[Task]
In the data below, find every line with the string "agents" and pull it out.

──────── Given data ────────

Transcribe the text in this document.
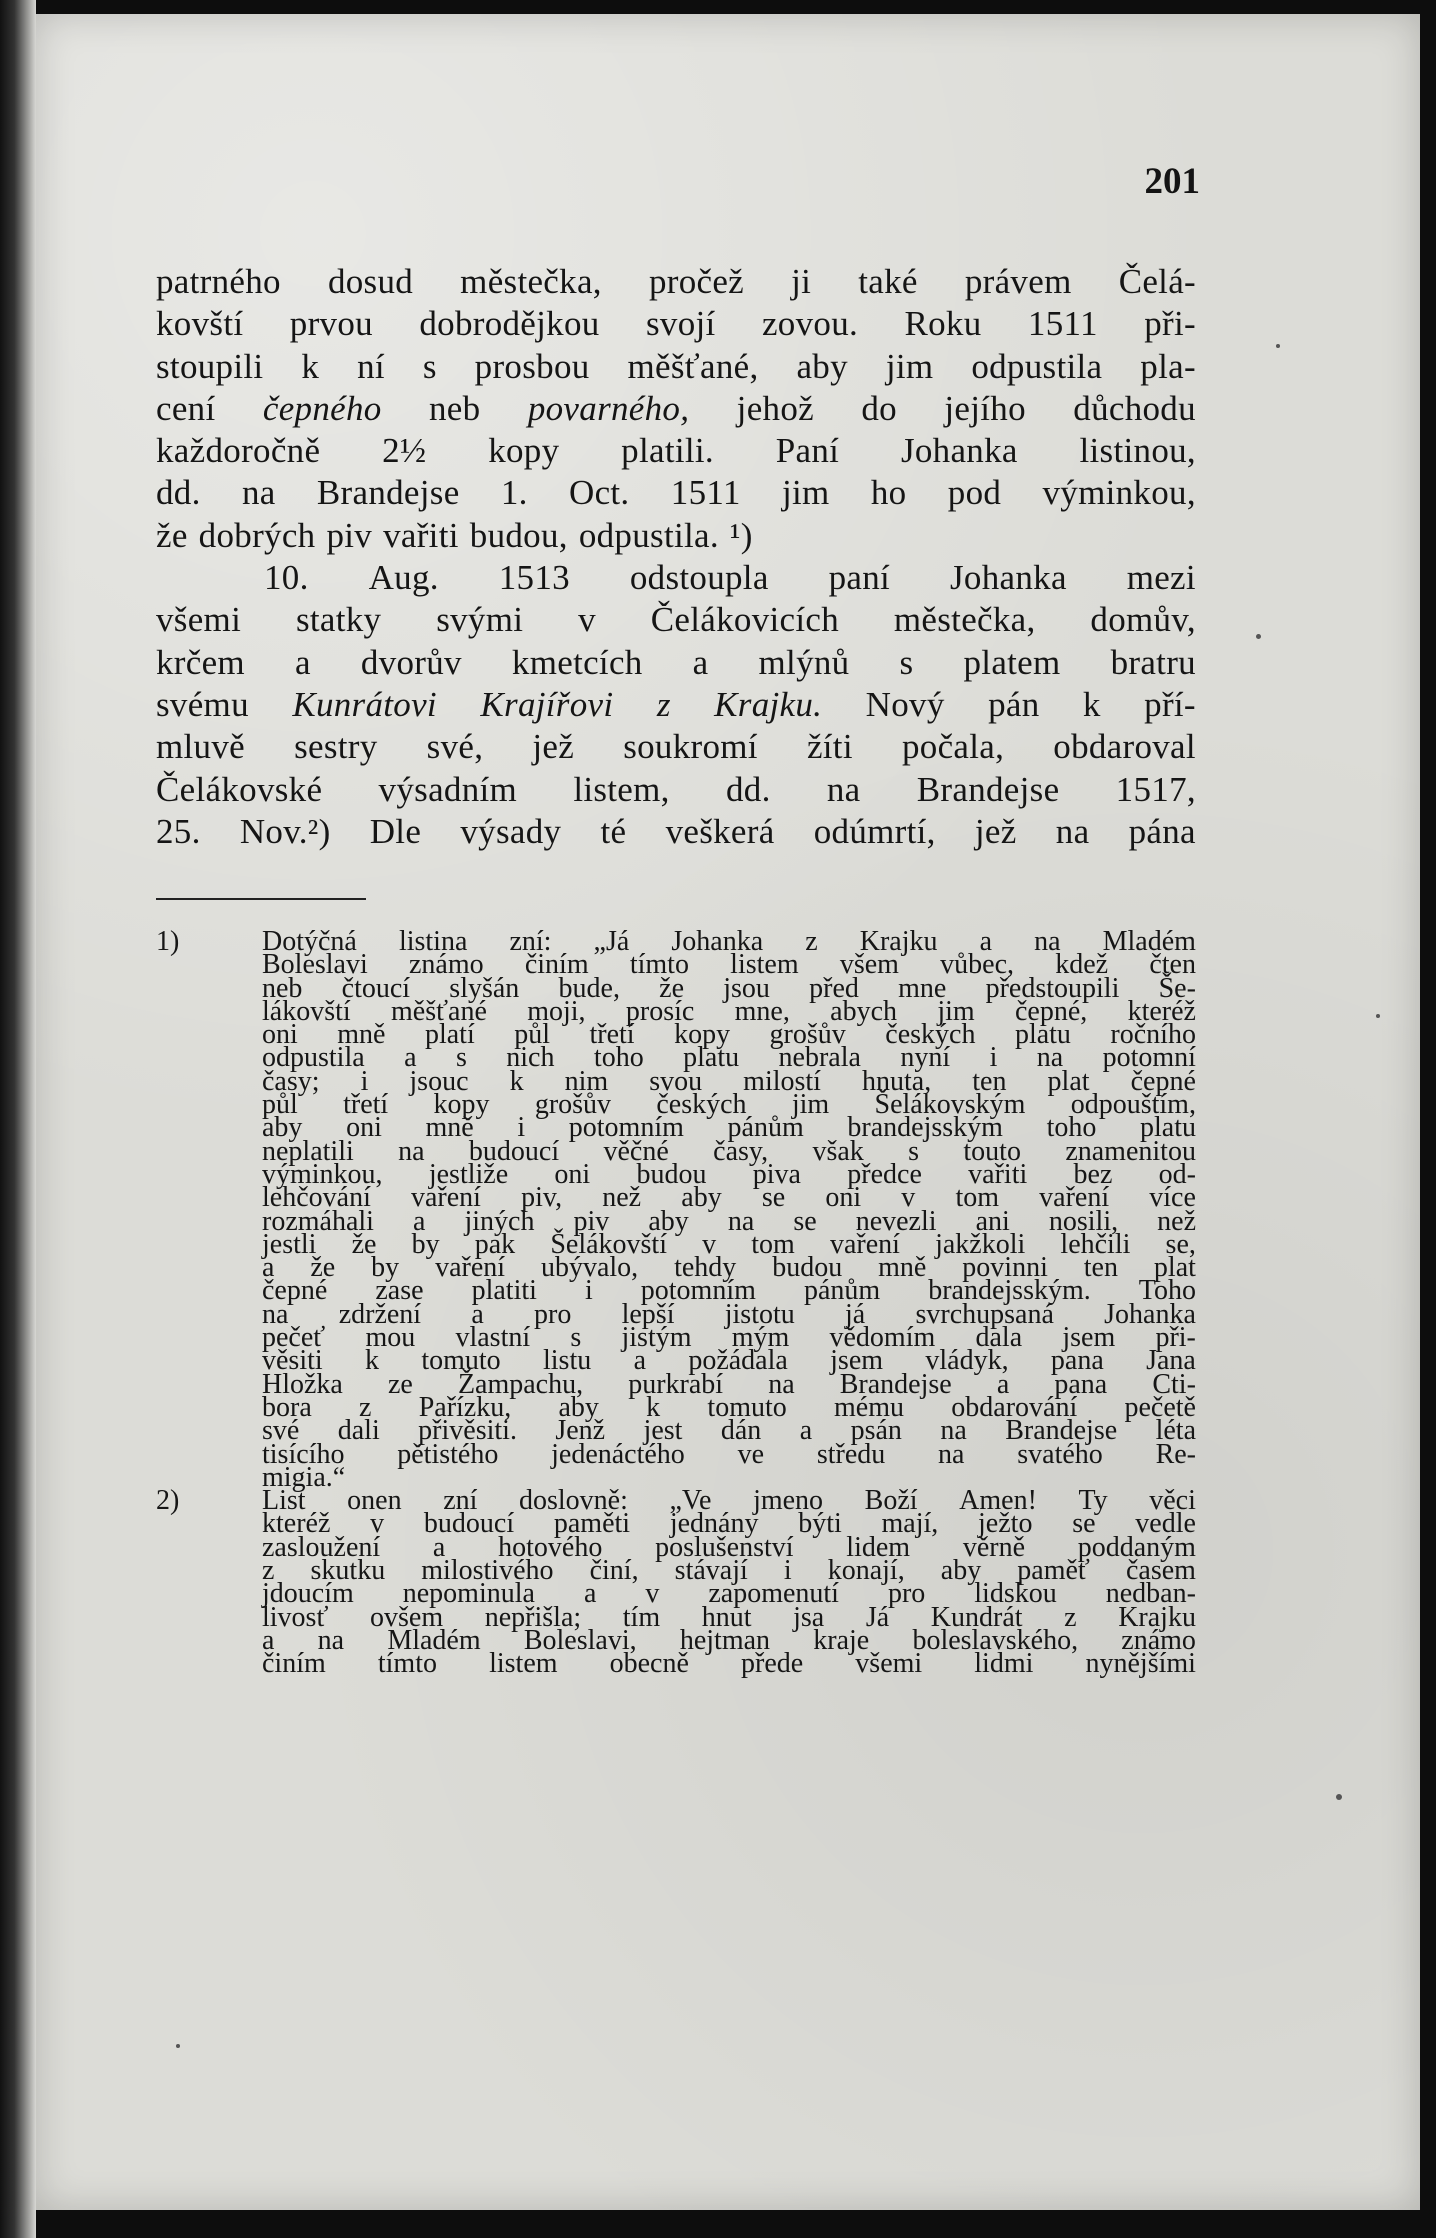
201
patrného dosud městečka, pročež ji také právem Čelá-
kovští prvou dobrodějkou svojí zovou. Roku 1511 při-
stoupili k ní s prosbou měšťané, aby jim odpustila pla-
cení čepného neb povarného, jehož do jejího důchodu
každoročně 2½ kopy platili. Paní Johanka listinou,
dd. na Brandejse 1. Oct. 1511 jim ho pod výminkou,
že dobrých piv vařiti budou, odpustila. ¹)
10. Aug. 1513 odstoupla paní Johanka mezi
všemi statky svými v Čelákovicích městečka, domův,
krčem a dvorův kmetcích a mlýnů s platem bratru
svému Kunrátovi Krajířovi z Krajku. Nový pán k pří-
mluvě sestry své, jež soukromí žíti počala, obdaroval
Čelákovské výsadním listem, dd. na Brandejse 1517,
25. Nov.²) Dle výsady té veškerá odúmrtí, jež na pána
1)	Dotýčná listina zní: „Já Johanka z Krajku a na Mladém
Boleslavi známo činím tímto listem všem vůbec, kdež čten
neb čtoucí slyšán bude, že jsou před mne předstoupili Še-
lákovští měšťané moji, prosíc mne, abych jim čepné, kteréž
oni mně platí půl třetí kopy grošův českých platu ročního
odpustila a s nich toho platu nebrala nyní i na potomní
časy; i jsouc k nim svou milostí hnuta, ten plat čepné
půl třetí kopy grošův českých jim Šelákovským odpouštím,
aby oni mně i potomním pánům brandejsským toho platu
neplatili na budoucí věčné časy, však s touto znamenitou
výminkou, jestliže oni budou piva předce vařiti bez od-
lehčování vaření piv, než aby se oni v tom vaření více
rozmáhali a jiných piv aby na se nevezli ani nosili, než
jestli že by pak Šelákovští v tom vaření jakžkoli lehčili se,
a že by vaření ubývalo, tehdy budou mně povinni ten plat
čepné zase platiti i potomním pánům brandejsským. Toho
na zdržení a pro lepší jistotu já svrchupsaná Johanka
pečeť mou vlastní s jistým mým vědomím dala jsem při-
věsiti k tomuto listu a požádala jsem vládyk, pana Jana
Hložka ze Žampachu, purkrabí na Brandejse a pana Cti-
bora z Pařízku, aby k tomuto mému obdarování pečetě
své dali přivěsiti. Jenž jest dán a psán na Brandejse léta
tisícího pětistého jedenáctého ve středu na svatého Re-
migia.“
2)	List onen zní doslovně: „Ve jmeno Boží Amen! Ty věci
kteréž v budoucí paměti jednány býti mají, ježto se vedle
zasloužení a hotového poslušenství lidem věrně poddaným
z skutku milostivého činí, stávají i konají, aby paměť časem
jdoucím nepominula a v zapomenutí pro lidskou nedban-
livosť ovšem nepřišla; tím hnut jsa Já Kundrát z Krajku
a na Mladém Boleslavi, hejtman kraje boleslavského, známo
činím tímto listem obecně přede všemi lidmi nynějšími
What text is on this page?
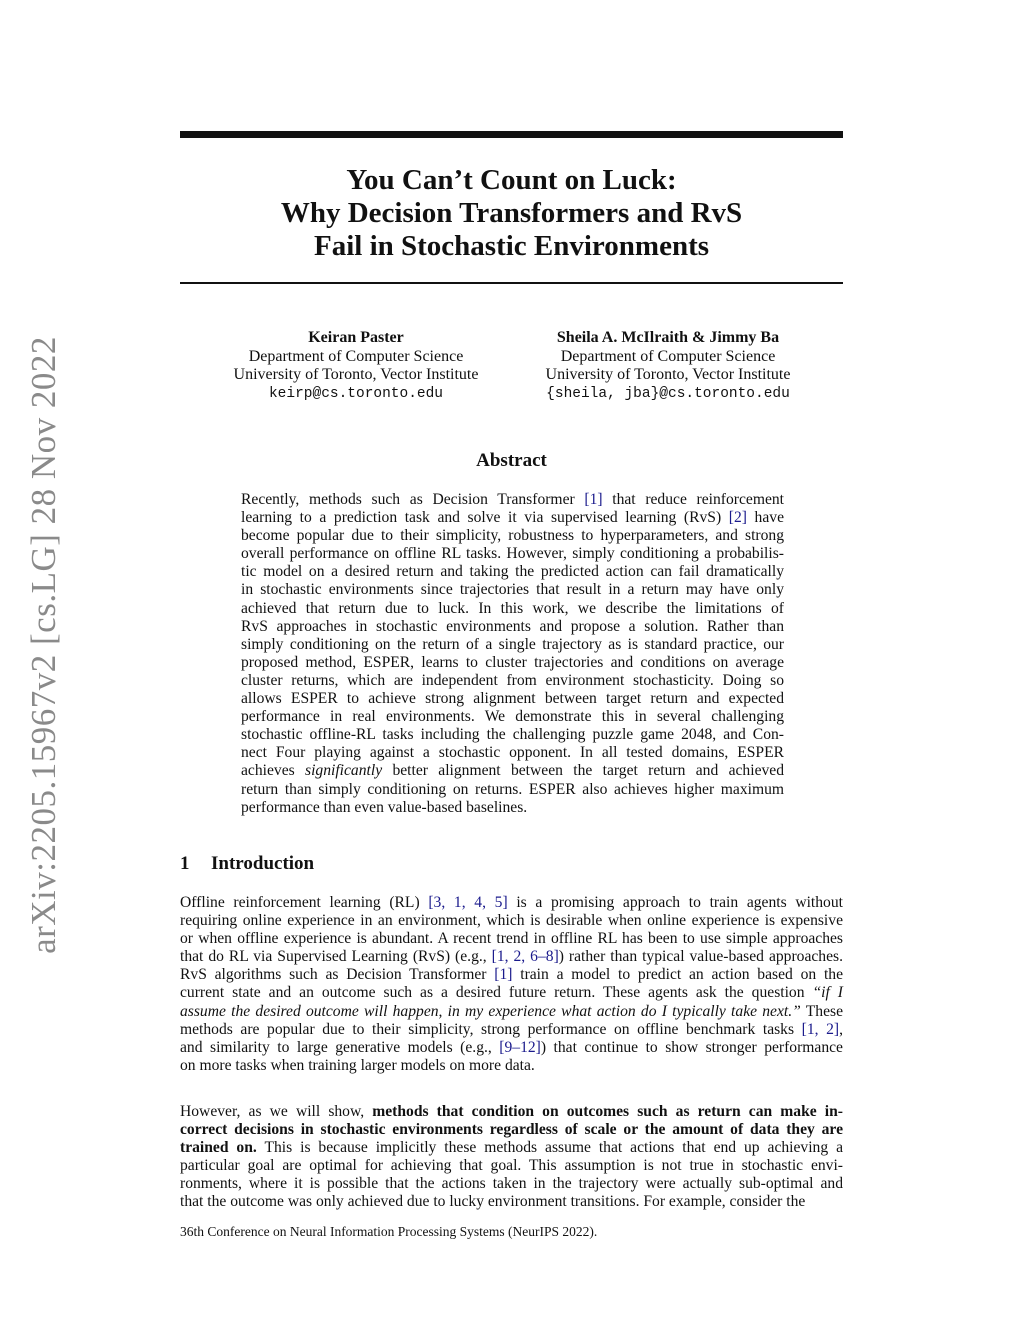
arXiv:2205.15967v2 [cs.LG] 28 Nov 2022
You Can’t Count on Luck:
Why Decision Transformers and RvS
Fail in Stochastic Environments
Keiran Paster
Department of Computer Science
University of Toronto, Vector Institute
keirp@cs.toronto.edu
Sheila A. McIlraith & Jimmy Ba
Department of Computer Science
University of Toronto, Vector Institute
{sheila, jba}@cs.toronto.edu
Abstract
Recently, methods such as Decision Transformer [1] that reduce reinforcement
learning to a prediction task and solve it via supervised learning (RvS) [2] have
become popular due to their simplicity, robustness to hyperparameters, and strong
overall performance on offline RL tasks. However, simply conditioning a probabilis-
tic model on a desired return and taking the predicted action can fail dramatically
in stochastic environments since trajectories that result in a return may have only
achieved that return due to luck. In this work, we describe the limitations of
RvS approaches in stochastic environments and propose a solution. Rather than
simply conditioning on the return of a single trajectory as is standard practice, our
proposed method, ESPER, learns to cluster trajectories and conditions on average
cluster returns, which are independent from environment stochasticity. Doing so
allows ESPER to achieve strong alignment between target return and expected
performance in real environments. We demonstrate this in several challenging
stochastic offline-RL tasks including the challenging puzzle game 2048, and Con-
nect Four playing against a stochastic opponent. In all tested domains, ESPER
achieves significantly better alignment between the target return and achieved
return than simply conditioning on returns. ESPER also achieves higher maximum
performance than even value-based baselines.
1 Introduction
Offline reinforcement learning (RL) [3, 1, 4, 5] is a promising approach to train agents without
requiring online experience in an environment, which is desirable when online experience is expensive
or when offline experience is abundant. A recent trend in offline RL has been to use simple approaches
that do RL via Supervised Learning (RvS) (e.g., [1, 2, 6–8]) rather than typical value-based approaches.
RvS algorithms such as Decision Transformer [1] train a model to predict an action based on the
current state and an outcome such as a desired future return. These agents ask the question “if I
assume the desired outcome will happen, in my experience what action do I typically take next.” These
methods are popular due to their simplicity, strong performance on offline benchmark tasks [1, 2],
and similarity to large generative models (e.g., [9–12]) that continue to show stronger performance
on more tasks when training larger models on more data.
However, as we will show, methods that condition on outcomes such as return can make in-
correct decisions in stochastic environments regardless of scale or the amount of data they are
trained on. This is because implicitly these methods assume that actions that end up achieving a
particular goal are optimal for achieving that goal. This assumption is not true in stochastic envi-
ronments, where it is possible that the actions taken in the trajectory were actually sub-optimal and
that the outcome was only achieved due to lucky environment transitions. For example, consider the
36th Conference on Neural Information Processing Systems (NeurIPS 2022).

────────

[Task answer]
Offline reinforcement learning (RL) [3, 1, 4, 5] is a promising approach to train agents without
current state and an outcome such as a desired future return. These agents ask the question “if I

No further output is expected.